**What to produce:**
Read the records and gather each line that includes "Chart".

[Dataset items]
--- start ---

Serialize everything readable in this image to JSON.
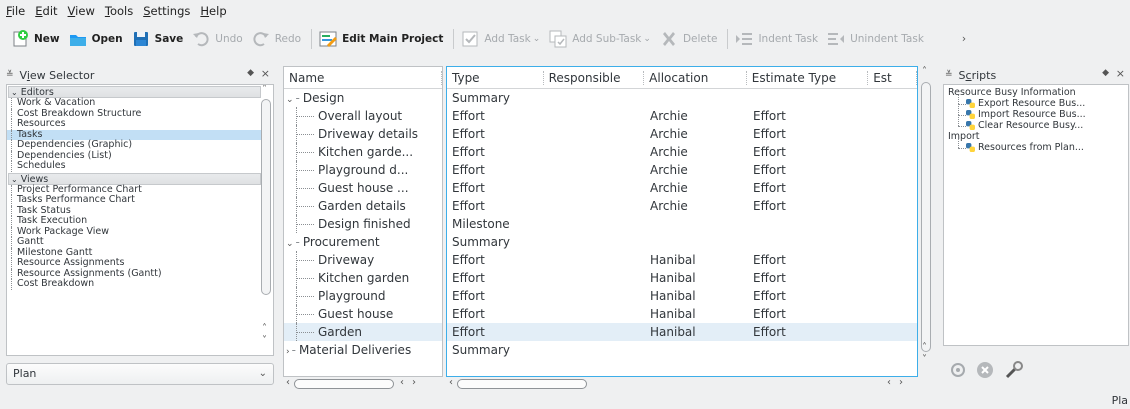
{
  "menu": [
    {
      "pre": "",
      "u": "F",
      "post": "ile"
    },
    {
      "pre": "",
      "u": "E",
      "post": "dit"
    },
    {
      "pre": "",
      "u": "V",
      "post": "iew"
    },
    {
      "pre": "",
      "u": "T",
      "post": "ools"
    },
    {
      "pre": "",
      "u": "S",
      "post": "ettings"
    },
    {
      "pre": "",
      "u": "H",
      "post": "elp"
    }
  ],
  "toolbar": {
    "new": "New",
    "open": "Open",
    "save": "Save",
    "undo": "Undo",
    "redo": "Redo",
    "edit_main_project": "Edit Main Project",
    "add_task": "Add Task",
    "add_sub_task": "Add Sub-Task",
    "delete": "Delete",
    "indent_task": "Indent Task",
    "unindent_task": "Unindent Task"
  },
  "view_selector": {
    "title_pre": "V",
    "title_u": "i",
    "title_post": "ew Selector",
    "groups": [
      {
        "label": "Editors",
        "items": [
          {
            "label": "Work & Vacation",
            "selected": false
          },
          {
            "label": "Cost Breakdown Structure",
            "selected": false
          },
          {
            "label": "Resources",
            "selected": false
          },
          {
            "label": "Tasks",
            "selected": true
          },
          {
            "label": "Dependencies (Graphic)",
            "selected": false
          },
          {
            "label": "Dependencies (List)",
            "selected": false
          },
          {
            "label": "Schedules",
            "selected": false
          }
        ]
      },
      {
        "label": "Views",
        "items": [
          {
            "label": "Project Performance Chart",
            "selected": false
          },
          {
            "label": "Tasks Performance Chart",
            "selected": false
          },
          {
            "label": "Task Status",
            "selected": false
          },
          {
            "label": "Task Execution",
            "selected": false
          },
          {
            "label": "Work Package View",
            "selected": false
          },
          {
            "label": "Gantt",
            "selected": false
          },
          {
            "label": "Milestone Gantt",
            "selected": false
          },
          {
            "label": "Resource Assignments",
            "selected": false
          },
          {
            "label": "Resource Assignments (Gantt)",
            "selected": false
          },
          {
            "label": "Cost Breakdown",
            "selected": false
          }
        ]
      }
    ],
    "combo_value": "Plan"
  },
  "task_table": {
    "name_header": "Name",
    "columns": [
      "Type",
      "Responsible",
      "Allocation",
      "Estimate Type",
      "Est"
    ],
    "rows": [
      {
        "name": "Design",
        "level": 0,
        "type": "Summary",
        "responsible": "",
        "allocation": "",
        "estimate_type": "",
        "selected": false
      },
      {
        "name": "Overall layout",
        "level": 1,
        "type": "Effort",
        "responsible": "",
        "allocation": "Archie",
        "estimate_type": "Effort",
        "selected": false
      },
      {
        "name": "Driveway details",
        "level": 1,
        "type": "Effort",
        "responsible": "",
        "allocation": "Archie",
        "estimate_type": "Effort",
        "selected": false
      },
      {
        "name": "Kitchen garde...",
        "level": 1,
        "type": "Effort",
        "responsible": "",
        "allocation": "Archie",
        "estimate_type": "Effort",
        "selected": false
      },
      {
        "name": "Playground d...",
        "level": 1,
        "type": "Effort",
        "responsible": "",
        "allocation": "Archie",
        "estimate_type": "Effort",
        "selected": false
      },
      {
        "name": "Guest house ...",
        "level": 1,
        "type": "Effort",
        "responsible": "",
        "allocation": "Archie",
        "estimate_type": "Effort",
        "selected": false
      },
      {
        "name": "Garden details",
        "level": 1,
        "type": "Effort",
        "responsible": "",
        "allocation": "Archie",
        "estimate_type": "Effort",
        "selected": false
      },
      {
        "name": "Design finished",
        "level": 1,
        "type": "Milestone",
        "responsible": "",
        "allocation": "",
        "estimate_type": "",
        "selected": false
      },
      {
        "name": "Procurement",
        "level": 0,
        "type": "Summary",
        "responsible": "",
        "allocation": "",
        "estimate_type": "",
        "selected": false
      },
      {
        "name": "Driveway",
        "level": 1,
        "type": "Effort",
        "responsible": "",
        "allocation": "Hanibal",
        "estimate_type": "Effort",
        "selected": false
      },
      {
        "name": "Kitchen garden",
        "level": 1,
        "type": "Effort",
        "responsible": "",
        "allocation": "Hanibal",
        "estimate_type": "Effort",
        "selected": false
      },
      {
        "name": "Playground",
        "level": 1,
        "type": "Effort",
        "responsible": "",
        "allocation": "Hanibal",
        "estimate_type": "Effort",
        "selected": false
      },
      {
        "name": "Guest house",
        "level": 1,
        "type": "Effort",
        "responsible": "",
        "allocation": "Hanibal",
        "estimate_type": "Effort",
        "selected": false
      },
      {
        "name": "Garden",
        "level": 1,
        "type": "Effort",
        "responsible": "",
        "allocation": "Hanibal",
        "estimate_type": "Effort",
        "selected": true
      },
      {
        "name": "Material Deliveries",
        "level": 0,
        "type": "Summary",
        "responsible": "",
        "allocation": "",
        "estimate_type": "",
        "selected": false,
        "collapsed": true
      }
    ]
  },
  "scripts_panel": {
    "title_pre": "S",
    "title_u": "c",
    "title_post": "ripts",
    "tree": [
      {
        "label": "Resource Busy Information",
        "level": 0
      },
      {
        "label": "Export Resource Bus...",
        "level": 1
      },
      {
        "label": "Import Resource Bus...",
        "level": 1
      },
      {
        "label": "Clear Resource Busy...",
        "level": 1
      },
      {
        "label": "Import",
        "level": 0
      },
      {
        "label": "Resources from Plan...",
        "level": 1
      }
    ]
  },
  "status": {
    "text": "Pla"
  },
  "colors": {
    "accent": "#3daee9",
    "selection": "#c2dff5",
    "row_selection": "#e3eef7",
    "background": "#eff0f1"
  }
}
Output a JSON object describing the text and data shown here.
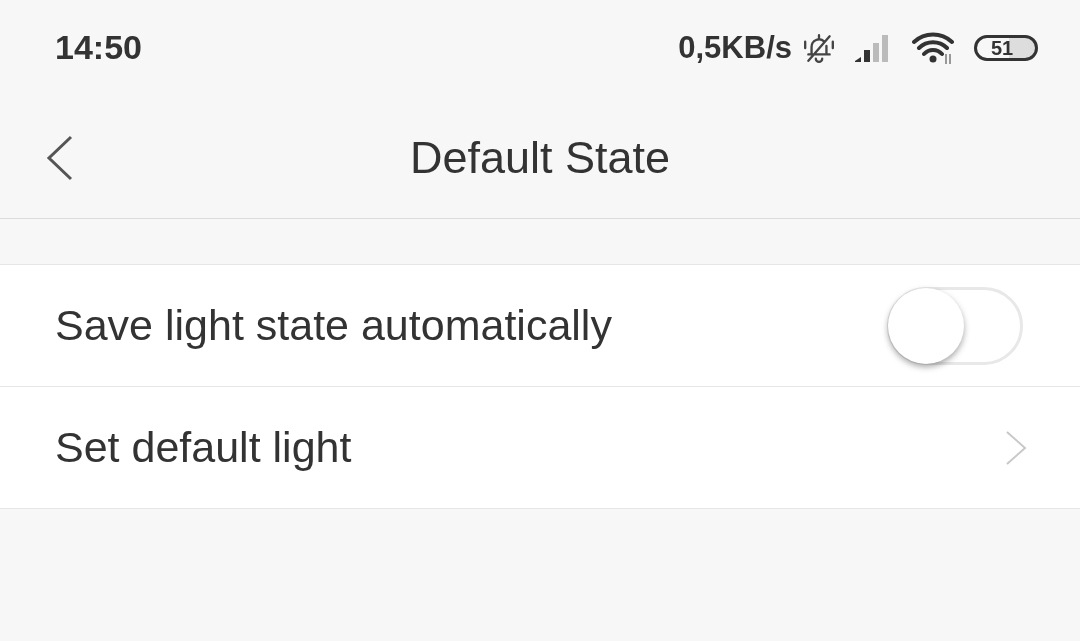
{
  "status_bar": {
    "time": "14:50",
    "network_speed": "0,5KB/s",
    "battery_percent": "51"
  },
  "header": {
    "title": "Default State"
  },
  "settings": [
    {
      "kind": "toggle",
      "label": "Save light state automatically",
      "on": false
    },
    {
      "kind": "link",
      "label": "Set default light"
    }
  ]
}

--- end ---
--- start ---

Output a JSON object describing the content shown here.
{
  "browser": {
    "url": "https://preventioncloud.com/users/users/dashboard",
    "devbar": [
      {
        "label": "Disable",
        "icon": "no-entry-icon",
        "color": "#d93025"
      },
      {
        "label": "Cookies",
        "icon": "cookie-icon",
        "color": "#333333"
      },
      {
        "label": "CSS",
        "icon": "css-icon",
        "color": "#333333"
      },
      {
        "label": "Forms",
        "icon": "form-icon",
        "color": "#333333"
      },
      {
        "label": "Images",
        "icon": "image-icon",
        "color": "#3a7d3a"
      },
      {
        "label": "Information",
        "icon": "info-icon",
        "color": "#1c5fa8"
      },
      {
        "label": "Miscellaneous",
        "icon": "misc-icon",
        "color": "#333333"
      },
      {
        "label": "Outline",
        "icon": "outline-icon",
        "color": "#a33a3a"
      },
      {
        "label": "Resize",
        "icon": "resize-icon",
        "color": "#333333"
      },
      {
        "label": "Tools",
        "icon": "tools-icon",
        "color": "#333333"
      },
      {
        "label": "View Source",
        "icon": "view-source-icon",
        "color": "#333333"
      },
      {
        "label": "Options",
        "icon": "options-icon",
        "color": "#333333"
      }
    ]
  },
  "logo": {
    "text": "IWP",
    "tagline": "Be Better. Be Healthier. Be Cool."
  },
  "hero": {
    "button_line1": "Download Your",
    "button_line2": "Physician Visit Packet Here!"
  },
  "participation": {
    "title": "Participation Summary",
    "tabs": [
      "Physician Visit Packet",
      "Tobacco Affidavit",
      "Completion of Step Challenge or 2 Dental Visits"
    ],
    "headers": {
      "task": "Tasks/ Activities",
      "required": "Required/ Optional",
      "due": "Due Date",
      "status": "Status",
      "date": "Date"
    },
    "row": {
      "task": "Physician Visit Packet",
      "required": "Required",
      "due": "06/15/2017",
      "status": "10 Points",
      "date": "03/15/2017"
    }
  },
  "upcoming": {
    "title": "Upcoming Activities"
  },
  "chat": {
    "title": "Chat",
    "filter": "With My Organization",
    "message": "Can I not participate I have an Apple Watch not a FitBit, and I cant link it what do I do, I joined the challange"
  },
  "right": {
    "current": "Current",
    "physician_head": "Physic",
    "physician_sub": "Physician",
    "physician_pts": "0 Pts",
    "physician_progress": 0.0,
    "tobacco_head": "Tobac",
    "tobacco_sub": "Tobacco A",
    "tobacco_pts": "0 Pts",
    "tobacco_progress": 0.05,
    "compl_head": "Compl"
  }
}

--- end ---

**Completed exercise:**
            "label": "Project Performance Chart",
            "label": "Tasks Performance Chart",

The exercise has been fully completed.